Reply with one number: the count of lines in the data that hold the string "Υπηρεσία".

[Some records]
■ ■ ■

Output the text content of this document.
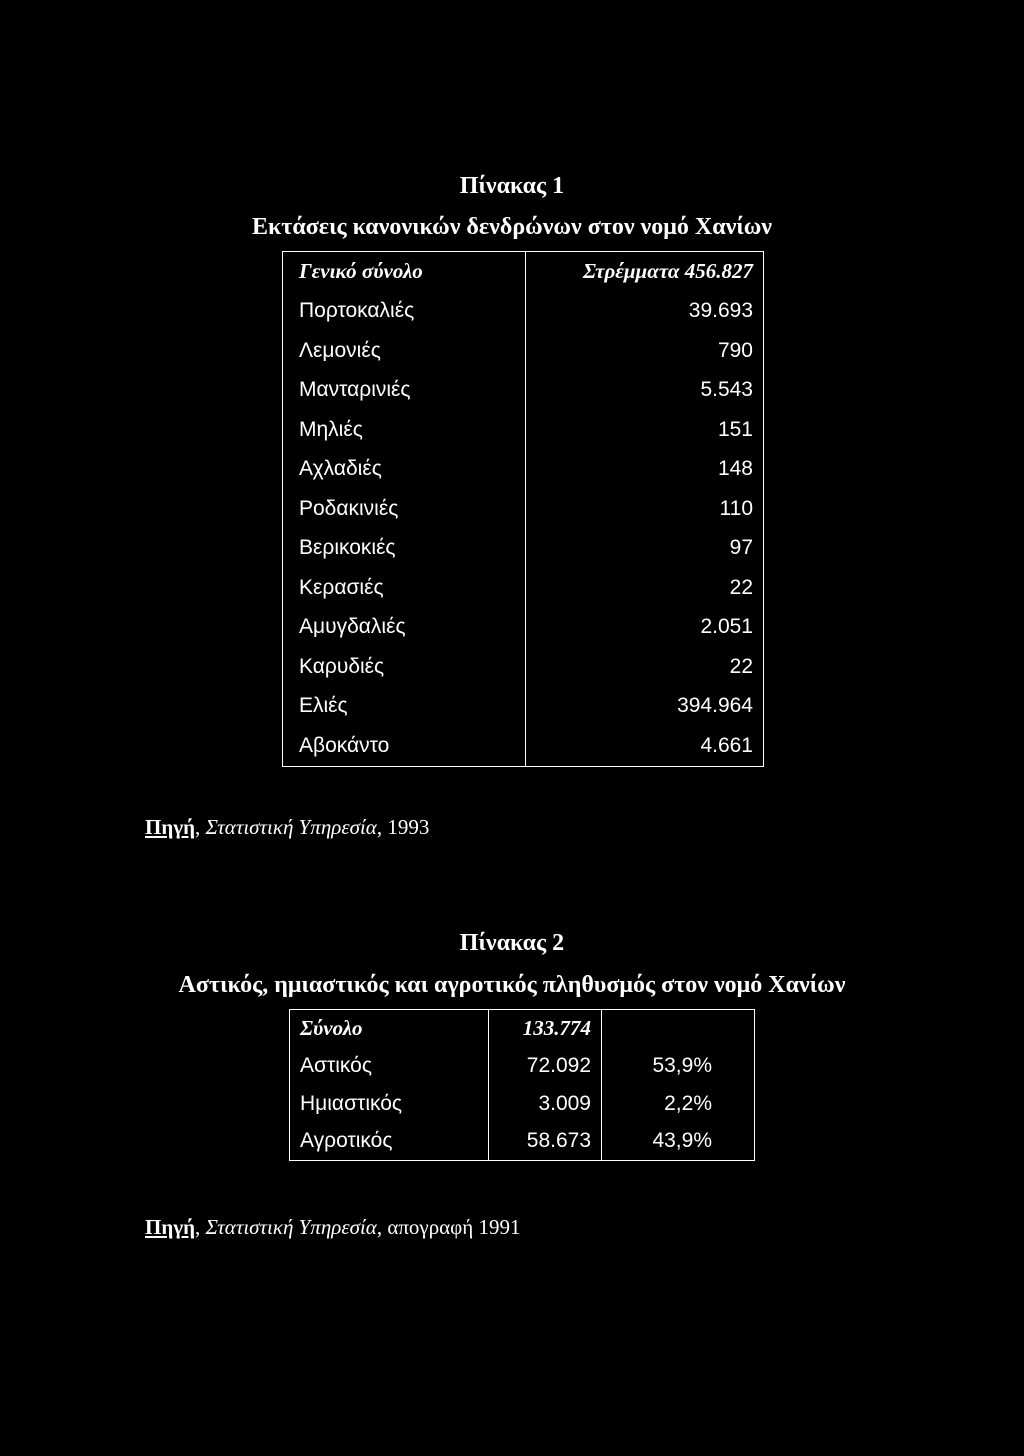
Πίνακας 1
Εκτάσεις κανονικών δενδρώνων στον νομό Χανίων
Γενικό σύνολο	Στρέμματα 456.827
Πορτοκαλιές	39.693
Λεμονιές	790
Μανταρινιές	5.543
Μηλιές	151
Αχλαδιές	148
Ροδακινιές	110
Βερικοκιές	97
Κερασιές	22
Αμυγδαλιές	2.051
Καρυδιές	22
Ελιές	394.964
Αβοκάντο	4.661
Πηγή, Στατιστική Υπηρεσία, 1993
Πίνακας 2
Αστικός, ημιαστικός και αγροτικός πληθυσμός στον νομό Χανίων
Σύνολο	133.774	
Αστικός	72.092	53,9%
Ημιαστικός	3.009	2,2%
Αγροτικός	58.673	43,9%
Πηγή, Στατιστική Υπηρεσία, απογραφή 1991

■ ■ ■

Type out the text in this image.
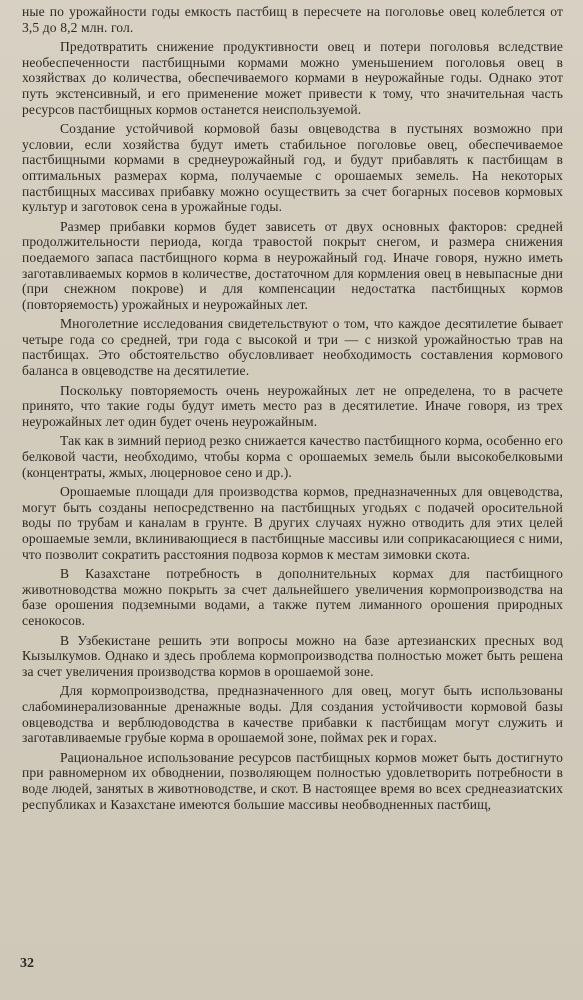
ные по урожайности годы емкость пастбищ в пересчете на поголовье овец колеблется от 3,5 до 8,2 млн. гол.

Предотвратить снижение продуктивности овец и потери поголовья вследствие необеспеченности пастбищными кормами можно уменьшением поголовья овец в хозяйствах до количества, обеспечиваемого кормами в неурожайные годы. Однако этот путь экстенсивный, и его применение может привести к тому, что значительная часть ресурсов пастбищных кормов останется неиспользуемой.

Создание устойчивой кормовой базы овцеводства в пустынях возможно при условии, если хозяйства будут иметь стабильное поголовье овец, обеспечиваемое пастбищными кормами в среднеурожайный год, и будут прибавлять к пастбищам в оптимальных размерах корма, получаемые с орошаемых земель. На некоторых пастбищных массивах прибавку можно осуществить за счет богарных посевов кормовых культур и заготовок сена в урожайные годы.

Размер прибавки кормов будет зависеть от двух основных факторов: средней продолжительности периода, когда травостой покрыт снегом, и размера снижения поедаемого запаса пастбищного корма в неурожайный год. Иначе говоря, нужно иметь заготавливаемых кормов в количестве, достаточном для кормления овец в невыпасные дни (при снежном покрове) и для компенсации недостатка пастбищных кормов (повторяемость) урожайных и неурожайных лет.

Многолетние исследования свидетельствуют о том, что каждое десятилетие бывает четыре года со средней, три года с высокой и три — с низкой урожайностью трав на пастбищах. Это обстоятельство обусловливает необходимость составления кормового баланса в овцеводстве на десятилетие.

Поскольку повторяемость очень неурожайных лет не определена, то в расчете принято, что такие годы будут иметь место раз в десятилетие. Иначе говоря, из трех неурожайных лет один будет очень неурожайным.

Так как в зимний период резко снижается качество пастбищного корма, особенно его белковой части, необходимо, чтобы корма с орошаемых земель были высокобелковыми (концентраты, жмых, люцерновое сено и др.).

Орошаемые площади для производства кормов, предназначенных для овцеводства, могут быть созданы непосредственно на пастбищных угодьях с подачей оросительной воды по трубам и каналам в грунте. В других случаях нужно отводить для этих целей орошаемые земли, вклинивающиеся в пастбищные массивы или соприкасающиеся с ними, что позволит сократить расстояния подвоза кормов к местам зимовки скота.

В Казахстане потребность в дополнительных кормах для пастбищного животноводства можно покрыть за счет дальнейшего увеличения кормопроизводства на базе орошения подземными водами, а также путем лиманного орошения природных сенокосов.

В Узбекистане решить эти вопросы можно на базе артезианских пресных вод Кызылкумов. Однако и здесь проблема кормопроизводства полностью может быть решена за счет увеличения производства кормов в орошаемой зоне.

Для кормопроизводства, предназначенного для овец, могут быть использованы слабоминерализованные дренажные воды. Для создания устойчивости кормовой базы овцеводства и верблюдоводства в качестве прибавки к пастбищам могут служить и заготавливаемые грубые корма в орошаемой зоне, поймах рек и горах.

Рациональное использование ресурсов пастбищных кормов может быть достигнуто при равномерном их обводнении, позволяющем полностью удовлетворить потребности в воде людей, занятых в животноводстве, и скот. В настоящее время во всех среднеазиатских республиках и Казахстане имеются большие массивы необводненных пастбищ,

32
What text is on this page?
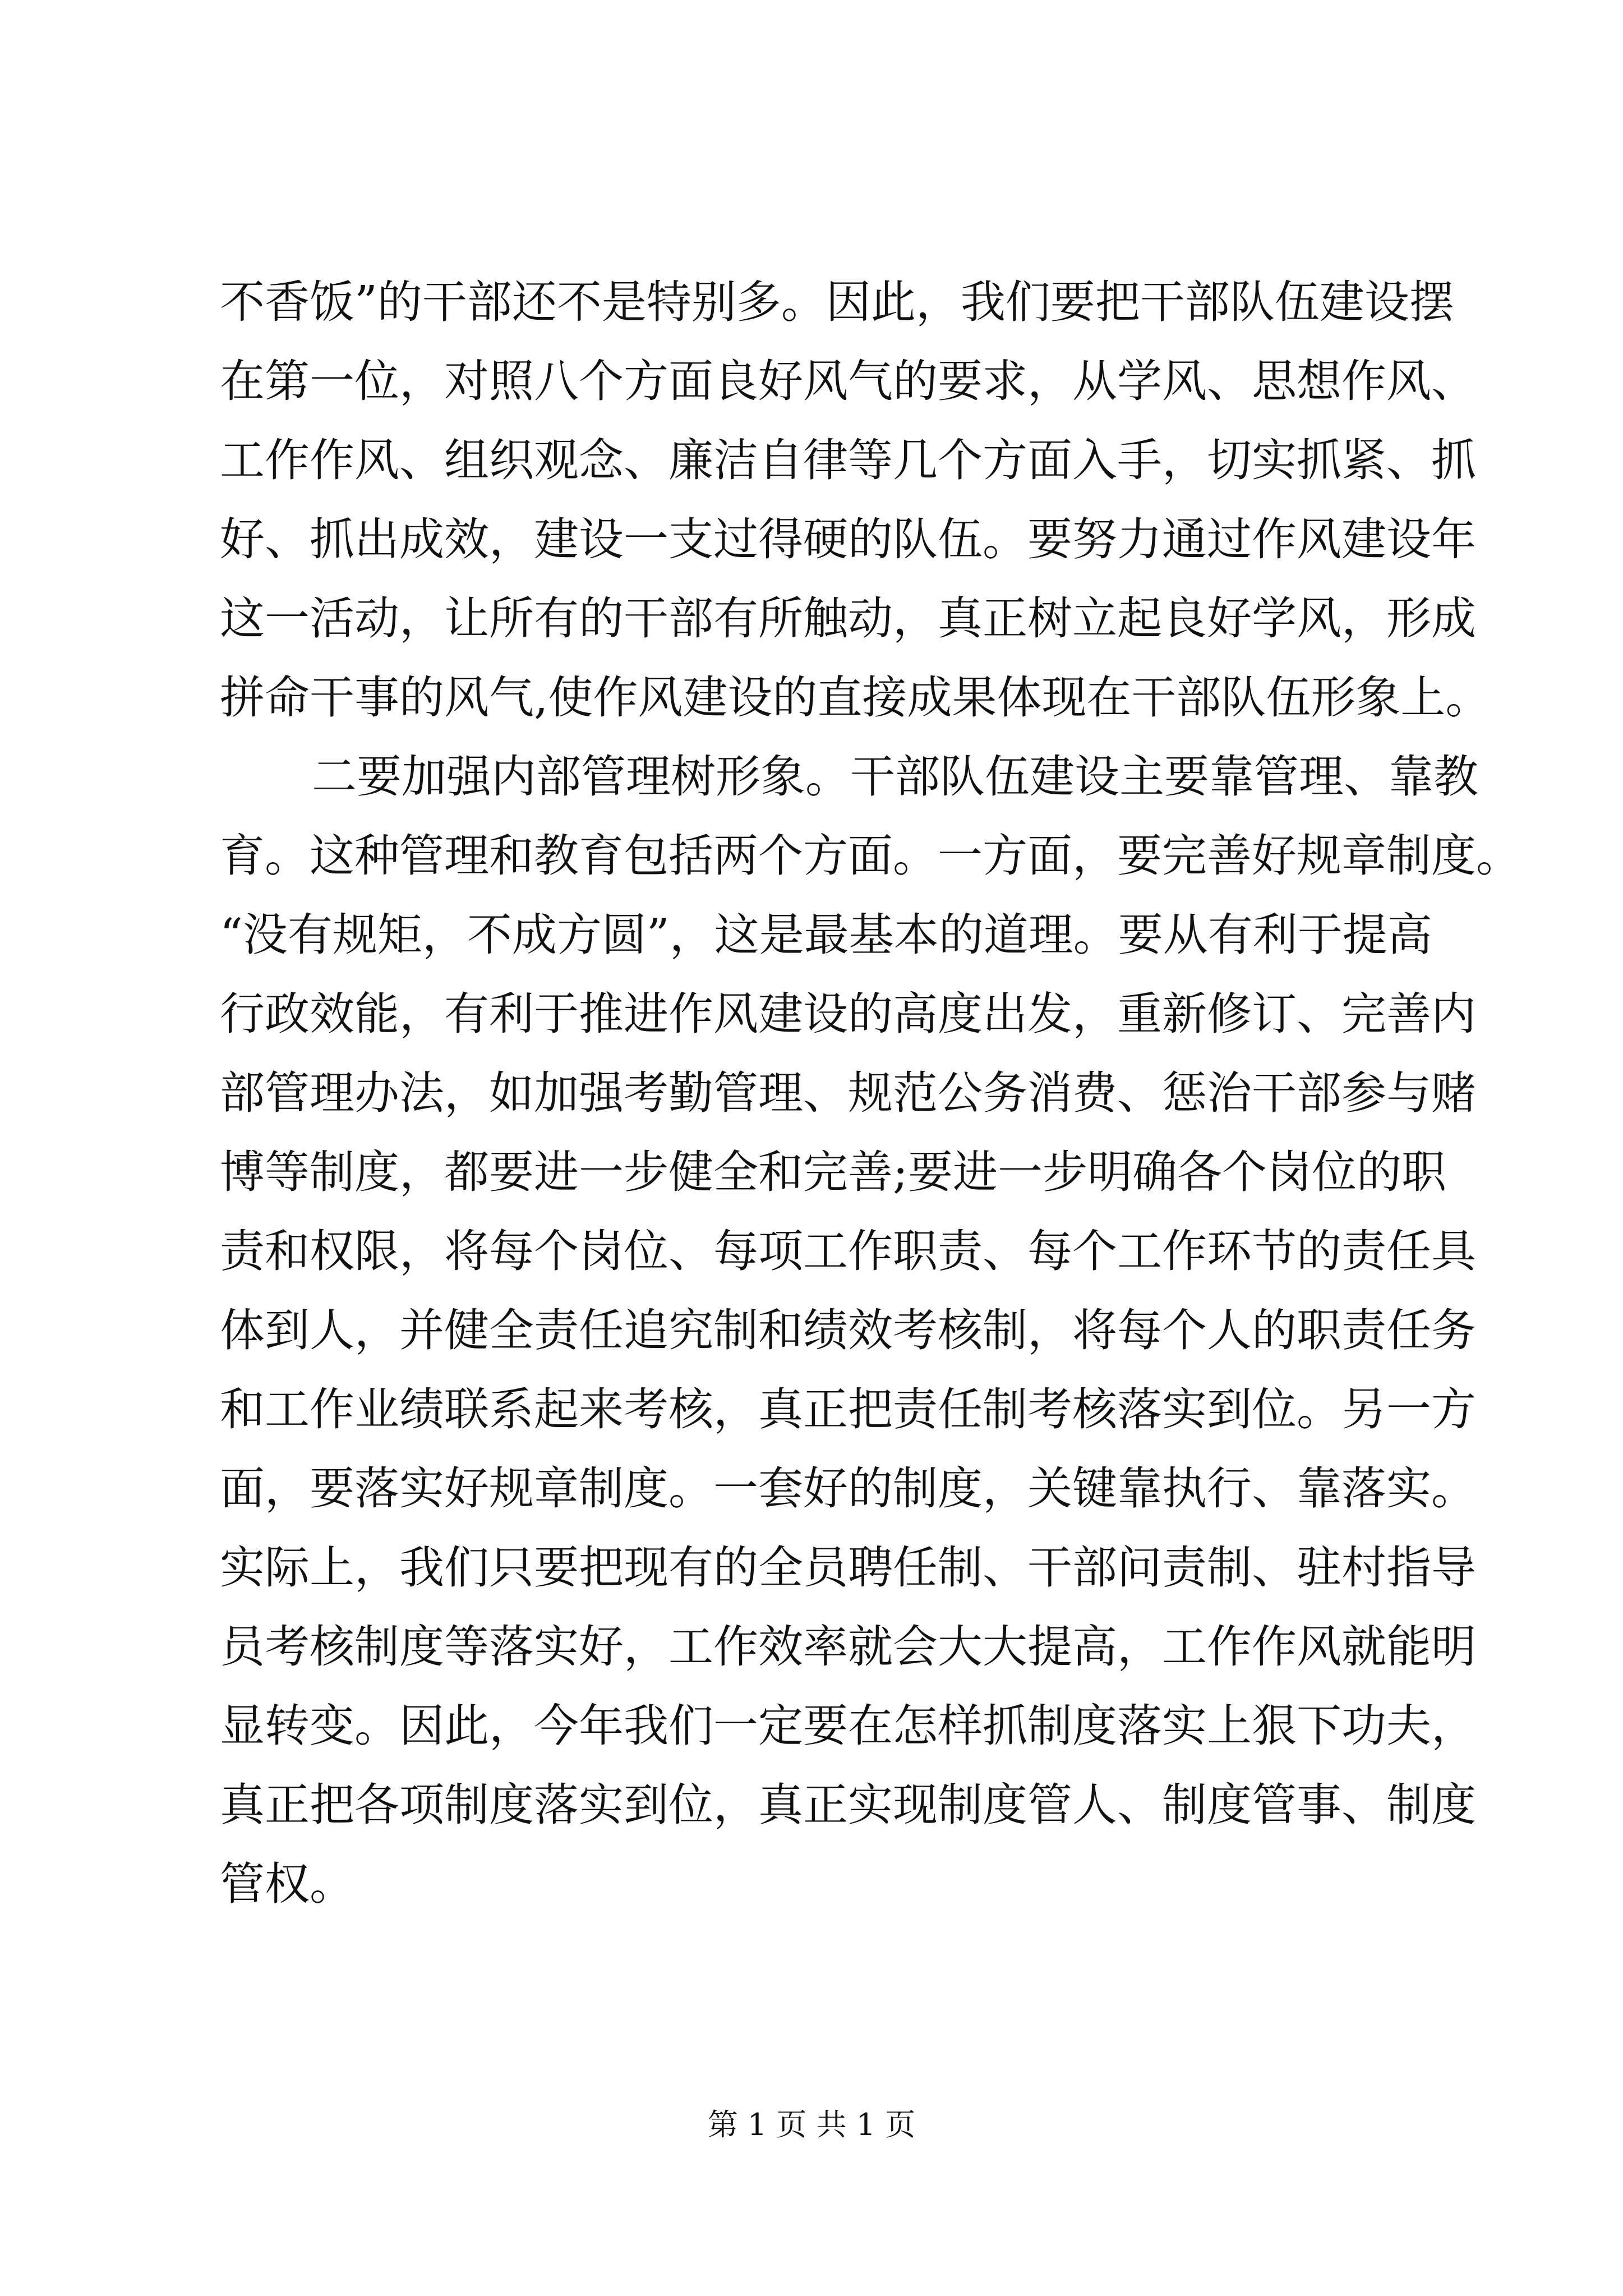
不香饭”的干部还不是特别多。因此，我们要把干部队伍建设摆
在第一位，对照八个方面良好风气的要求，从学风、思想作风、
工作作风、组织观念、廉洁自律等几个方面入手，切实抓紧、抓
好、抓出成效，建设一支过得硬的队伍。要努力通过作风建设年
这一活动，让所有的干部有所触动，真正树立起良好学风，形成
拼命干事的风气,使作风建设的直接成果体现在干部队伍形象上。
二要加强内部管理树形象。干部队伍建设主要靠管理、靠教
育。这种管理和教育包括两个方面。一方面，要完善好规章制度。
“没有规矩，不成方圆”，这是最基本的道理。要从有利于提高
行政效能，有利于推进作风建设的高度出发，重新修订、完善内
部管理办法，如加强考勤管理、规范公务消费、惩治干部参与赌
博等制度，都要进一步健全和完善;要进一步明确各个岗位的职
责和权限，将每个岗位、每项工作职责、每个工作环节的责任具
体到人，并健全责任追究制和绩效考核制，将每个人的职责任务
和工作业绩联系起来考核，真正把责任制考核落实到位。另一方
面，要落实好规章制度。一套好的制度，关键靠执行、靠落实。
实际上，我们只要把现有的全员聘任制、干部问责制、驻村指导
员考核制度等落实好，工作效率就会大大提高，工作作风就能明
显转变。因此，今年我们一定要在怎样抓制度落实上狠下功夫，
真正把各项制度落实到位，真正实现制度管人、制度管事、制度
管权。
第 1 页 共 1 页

■ ■ ■

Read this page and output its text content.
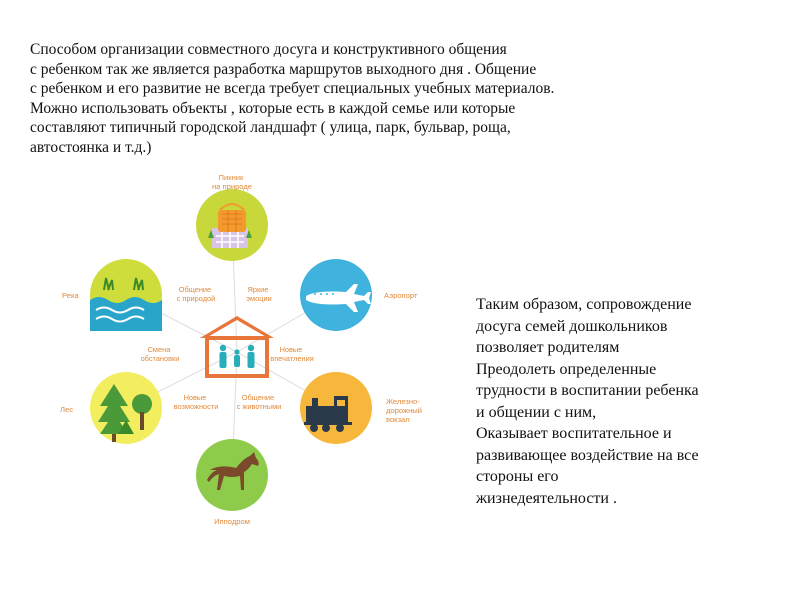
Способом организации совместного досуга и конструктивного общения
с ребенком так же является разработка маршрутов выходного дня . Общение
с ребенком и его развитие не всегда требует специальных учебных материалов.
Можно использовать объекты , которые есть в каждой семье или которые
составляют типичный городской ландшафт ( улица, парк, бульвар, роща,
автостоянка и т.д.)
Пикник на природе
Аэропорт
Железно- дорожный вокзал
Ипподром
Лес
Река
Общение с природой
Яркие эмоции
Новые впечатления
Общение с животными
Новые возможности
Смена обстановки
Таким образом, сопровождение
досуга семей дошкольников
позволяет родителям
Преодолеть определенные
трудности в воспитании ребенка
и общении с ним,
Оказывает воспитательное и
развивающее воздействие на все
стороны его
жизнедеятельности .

■ ■ ■

*Written answer*. 2